Exercise: Locate the lines that hold the string "Totaal". Copy every such line.

Records supplied:
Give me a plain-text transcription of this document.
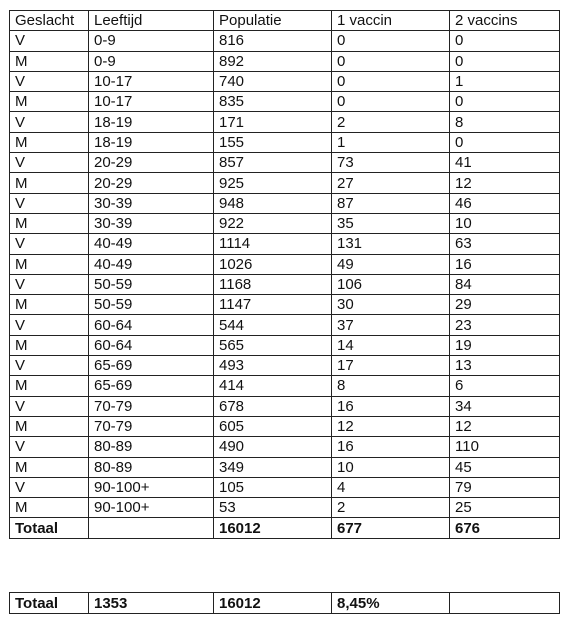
Geslacht	Leeftijd	Populatie	1 vaccin	2 vaccins
V	0-9	816	0	0
M	0-9	892	0	0
V	10-17	740	0	1
M	10-17	835	0	0
V	18-19	171	2	8
M	18-19	155	1	0
V	20-29	857	73	41
M	20-29	925	27	12
V	30-39	948	87	46
M	30-39	922	35	10
V	40-49	1114	131	63
M	40-49	1026	49	16
V	50-59	1168	106	84
M	50-59	1147	30	29
V	60-64	544	37	23
M	60-64	565	14	19
V	65-69	493	17	13
M	65-69	414	8	6
V	70-79	678	16	34
M	70-79	605	12	12
V	80-89	490	16	110
M	80-89	349	10	45
V	90-100+	105	4	79
M	90-100+	53	2	25
Totaal		16012	677	676
Totaal	1353	16012	8,45%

Finished answer:
Totaal		16012	677	676
Totaal	1353	16012	8,45%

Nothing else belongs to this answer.